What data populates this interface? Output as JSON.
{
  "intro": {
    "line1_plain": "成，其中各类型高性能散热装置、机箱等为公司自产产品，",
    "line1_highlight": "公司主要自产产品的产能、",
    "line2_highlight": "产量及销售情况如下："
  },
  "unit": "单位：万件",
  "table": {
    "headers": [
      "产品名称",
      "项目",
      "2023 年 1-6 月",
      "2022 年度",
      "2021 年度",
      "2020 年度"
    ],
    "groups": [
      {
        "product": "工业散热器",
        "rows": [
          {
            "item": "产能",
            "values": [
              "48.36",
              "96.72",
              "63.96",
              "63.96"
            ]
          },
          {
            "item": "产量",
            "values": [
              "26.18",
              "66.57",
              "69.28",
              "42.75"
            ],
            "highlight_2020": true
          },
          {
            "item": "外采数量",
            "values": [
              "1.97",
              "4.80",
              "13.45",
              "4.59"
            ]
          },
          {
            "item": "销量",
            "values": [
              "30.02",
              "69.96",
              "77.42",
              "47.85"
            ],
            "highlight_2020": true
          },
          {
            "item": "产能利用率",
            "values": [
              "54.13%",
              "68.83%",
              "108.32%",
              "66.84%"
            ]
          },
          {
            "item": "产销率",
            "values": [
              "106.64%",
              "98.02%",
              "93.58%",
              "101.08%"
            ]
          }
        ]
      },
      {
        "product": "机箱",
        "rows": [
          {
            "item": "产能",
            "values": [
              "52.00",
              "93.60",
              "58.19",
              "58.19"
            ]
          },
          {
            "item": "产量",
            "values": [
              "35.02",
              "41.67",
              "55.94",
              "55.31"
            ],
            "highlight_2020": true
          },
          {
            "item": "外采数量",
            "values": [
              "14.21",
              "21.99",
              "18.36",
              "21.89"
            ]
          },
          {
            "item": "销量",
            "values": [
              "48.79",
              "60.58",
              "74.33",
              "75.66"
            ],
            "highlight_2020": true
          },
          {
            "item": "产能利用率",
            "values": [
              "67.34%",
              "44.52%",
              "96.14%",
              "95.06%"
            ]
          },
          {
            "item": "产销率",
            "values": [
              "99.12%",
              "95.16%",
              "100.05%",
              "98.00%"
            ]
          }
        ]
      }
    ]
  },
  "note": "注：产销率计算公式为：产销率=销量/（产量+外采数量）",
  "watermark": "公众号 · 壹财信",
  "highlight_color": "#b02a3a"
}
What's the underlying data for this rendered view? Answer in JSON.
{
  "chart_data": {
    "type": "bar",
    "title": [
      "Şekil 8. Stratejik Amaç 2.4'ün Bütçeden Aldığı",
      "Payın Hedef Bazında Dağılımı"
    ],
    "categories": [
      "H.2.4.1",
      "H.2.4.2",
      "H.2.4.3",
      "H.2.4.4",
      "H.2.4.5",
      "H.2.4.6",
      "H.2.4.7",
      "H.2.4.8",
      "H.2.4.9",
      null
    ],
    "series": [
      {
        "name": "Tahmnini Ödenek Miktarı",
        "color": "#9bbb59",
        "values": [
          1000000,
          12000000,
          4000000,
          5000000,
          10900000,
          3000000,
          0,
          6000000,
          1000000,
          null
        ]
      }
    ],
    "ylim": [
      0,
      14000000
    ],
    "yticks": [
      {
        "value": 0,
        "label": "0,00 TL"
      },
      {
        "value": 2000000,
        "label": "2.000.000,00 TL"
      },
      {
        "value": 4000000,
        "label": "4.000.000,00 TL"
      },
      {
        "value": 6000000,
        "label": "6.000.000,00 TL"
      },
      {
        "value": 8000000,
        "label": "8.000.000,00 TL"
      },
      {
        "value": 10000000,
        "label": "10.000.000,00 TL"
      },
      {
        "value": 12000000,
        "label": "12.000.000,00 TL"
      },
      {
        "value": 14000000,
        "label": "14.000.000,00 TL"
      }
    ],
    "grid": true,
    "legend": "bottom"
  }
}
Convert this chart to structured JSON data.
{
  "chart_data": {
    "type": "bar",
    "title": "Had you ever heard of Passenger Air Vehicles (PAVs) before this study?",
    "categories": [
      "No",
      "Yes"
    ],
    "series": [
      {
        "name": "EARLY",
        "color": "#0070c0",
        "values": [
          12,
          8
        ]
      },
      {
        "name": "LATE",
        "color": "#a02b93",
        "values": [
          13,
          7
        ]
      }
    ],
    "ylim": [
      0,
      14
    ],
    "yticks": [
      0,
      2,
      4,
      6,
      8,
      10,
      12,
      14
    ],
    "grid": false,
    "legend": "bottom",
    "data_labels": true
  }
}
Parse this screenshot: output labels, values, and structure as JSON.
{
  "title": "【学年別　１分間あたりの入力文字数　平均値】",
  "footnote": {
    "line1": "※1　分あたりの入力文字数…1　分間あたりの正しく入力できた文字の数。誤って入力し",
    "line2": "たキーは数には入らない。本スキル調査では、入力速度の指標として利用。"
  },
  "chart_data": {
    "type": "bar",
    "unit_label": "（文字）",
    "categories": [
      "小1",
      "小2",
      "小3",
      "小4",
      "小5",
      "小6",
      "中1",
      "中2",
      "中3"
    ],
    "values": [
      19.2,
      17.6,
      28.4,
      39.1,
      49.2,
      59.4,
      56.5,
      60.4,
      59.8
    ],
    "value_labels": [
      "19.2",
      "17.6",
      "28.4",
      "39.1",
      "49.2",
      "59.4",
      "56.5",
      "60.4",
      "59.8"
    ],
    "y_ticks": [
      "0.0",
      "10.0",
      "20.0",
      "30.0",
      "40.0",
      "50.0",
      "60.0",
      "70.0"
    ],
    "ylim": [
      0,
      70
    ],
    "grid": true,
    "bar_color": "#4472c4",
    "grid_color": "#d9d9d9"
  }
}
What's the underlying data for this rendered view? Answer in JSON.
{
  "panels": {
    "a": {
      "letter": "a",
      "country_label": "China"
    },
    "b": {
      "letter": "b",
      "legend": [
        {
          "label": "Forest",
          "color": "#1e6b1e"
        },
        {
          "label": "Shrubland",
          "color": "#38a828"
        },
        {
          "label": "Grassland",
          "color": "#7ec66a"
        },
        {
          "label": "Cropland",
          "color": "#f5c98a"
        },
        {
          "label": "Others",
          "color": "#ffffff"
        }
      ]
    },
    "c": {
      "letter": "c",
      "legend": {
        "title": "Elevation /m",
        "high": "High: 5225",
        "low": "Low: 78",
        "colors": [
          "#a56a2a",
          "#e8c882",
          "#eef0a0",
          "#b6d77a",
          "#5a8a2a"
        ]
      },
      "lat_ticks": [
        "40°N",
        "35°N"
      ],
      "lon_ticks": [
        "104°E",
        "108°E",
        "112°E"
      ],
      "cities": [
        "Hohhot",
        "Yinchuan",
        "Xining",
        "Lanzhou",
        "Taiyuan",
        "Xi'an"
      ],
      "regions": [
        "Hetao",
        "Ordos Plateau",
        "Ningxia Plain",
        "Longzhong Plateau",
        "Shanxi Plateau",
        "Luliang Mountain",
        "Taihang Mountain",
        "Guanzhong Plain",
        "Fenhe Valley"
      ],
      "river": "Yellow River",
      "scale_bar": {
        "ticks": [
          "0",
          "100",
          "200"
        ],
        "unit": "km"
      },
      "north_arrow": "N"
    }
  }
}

▸ PROBLEM STATEMENT
Copy out each line exactly.

▸ RESPONSE TO THIS TASK
What data populates this interface? Output as JSON.
{
  "intro": {
    "line1_plain": "成，其中各类型高性能散热装置、机箱等为公司自产产品，",
    "line1_highlight": "公司主要自产产品的产能、",
    "line2_highlight": "产量及销售情况如下："
  },
  "unit": "单位：万件",
  "table": {
    "headers": [
      "产品名称",
      "项目",
      "2023 年 1-6 月",
      "2022 年度",
      "2021 年度",
      "2020 年度"
    ],
    "groups": [
      {
        "product": "工业散热器",
        "rows": [
          {
            "item": "产能",
            "values": [
              "48.36",
              "96.72",
              "63.96",
              "63.96"
            ]
          },
          {
            "item": "产量",
            "values": [
              "26.18",
              "66.57",
              "69.28",
              "42.75"
            ],
            "highlight_2020": true
          },
          {
            "item": "外采数量",
            "values": [
              "1.97",
              "4.80",
              "13.45",
              "4.59"
            ]
          },
          {
            "item": "销量",
            "values": [
              "30.02",
              "69.96",
              "77.42",
              "47.85"
            ],
            "highlight_2020": true
          },
          {
            "item": "产能利用率",
            "values": [
              "54.13%",
              "68.83%",
              "108.32%",
              "66.84%"
            ]
          },
          {
            "item": "产销率",
            "values": [
              "106.64%",
              "98.02%",
              "93.58%",
              "101.08%"
            ]
          }
        ]
      },
      {
        "product": "机箱",
        "rows": [
          {
            "item": "产能",
            "values": [
              "52.00",
              "93.60",
              "58.19",
              "58.19"
            ]
          },
          {
            "item": "产量",
            "values": [
              "35.02",
              "41.67",
              "55.94",
              "55.31"
            ],
            "highlight_2020": true
          },
          {
            "item": "外采数量",
            "values": [
              "14.21",
              "21.99",
              "18.36",
              "21.89"
            ]
          },
          {
            "item": "销量",
            "values": [
              "48.79",
              "60.58",
              "74.33",
              "75.66"
            ],
            "highlight_2020": true
          },
          {
            "item": "产能利用率",
            "values": [
              "67.34%",
              "44.52%",
              "96.14%",
              "95.06%"
            ]
          },
          {
            "item": "产销率",
            "values": [
              "99.12%",
              "95.16%",
              "100.05%",
              "98.00%"
            ]
          }
        ]
      }
    ]
  },
  "note": "注：产销率计算公式为：产销率=销量/（产量+外采数量）",
  "watermark": "公众号 · 壹财信",
  "highlight_color": "#b02a3a"
}
What's the underlying data for this rendered view? Answer in JSON.
{
  "chart_data": {
    "type": "bar",
    "title": [
      "Şekil 8. Stratejik Amaç 2.4'ün Bütçeden Aldığı",
      "Payın Hedef Bazında Dağılımı"
    ],
    "categories": [
      "H.2.4.1",
      "H.2.4.2",
      "H.2.4.3",
      "H.2.4.4",
      "H.2.4.5",
      "H.2.4.6",
      "H.2.4.7",
      "H.2.4.8",
      "H.2.4.9",
      null
    ],
    "series": [
      {
        "name": "Tahmnini Ödenek Miktarı",
        "color": "#9bbb59",
        "values": [
          1000000,
          12000000,
          4000000,
          5000000,
          10900000,
          3000000,
          0,
          6000000,
          1000000,
          null
        ]
      }
    ],
    "ylim": [
      0,
      14000000
    ],
    "yticks": [
      {
        "value": 0,
        "label": "0,00 TL"
      },
      {
        "value": 2000000,
        "label": "2.000.000,00 TL"
      },
      {
        "value": 4000000,
        "label": "4.000.000,00 TL"
      },
      {
        "value": 6000000,
        "label": "6.000.000,00 TL"
      },
      {
        "value": 8000000,
        "label": "8.000.000,00 TL"
      },
      {
        "value": 10000000,
        "label": "10.000.000,00 TL"
      },
      {
        "value": 12000000,
        "label": "12.000.000,00 TL"
      },
      {
        "value": 14000000,
        "label": "14.000.000,00 TL"
      }
    ],
    "grid": true,
    "legend": "bottom"
  }
}
Convert this chart to structured JSON data.
{
  "chart_data": {
    "type": "bar",
    "title": "Had you ever heard of Passenger Air Vehicles (PAVs) before this study?",
    "categories": [
      "No",
      "Yes"
    ],
    "series": [
      {
        "name": "EARLY",
        "color": "#0070c0",
        "values": [
          12,
          8
        ]
      },
      {
        "name": "LATE",
        "color": "#a02b93",
        "values": [
          13,
          7
        ]
      }
    ],
    "ylim": [
      0,
      14
    ],
    "yticks": [
      0,
      2,
      4,
      6,
      8,
      10,
      12,
      14
    ],
    "grid": false,
    "legend": "bottom",
    "data_labels": true
  }
}
Parse this screenshot: output labels, values, and structure as JSON.
{
  "title": "【学年別　１分間あたりの入力文字数　平均値】",
  "footnote": {
    "line1": "※1　分あたりの入力文字数…1　分間あたりの正しく入力できた文字の数。誤って入力し",
    "line2": "たキーは数には入らない。本スキル調査では、入力速度の指標として利用。"
  },
  "chart_data": {
    "type": "bar",
    "unit_label": "（文字）",
    "categories": [
      "小1",
      "小2",
      "小3",
      "小4",
      "小5",
      "小6",
      "中1",
      "中2",
      "中3"
    ],
    "values": [
      19.2,
      17.6,
      28.4,
      39.1,
      49.2,
      59.4,
      56.5,
      60.4,
      59.8
    ],
    "value_labels": [
      "19.2",
      "17.6",
      "28.4",
      "39.1",
      "49.2",
      "59.4",
      "56.5",
      "60.4",
      "59.8"
    ],
    "y_ticks": [
      "0.0",
      "10.0",
      "20.0",
      "30.0",
      "40.0",
      "50.0",
      "60.0",
      "70.0"
    ],
    "ylim": [
      0,
      70
    ],
    "grid": true,
    "bar_color": "#4472c4",
    "grid_color": "#d9d9d9"
  }
}
What's the underlying data for this rendered view? Answer in JSON.
{
  "panels": {
    "a": {
      "letter": "a",
      "country_label": "China"
    },
    "b": {
      "letter": "b",
      "legend": [
        {
          "label": "Forest",
          "color": "#1e6b1e"
        },
        {
          "label": "Shrubland",
          "color": "#38a828"
        },
        {
          "label": "Grassland",
          "color": "#7ec66a"
        },
        {
          "label": "Cropland",
          "color": "#f5c98a"
        },
        {
          "label": "Others",
          "color": "#ffffff"
        }
      ]
    },
    "c": {
      "letter": "c",
      "legend": {
        "title": "Elevation /m",
        "high": "High: 5225",
        "low": "Low: 78",
        "colors": [
          "#a56a2a",
          "#e8c882",
          "#eef0a0",
          "#b6d77a",
          "#5a8a2a"
        ]
      },
      "lat_ticks": [
        "40°N",
        "35°N"
      ],
      "lon_ticks": [
        "104°E",
        "108°E",
        "112°E"
      ],
      "cities": [
        "Hohhot",
        "Yinchuan",
        "Xining",
        "Lanzhou",
        "Taiyuan",
        "Xi'an"
      ],
      "regions": [
        "Hetao",
        "Ordos Plateau",
        "Ningxia Plain",
        "Longzhong Plateau",
        "Shanxi Plateau",
        "Luliang Mountain",
        "Taihang Mountain",
        "Guanzhong Plain",
        "Fenhe Valley"
      ],
      "river": "Yellow River",
      "scale_bar": {
        "ticks": [
          "0",
          "100",
          "200"
        ],
        "unit": "km"
      },
      "north_arrow": "N"
    }
  }
}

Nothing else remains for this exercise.